--- DIRECTION ---
Reproduce each record exactly.

## Start

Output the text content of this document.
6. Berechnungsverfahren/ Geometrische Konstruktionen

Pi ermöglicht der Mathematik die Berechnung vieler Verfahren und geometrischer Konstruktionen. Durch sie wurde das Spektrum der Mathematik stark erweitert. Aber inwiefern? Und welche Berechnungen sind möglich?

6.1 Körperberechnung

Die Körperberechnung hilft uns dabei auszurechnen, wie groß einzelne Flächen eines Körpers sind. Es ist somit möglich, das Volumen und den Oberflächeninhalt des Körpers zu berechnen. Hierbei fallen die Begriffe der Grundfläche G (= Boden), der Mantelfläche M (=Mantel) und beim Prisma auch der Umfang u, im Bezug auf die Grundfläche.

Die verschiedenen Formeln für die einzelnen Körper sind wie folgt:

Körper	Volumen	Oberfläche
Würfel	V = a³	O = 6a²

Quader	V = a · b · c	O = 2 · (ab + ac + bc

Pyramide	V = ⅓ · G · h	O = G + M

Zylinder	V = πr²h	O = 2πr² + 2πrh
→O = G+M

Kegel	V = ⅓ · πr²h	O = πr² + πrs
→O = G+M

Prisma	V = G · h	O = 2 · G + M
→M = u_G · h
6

## End

--- RESPONSE TO THIS TASK ---
Output the text content of this document.
6. Berechnungsverfahren/ Geometrische Konstruktionen

Pi ermöglicht der Mathematik die Berechnung vieler Verfahren und geometrischer Konstruktionen. Durch sie wurde das Spektrum der Mathematik stark erweitert. Aber inwiefern? Und welche Berechnungen sind möglich?

6.1 Körperberechnung

Die Körperberechnung hilft uns dabei auszurechnen, wie groß einzelne Flächen eines Körpers sind. Es ist somit möglich, das Volumen und den Oberflächeninhalt des Körpers zu berechnen. Hierbei fallen die Begriffe der Grundfläche G (= Boden), der Mantelfläche M (=Mantel) und beim Prisma auch der Umfang u, im Bezug auf die Grundfläche.

Die verschiedenen Formeln für die einzelnen Körper sind wie folgt:

Körper	Volumen	Oberfläche
Würfel	V = a³	O = 6a²

Quader	V = a · b · c	O = 2 · (ab + ac + bc

Pyramide	V = ⅓ · G · h	O = G + M

Zylinder	V = πr²h	O = 2πr² + 2πrh
→O = G+M

Kegel	V = ⅓ · πr²h	O = πr² + πrs
→O = G+M

Prisma	V = G · h	O = 2 · G + M
→M = u_G · h
6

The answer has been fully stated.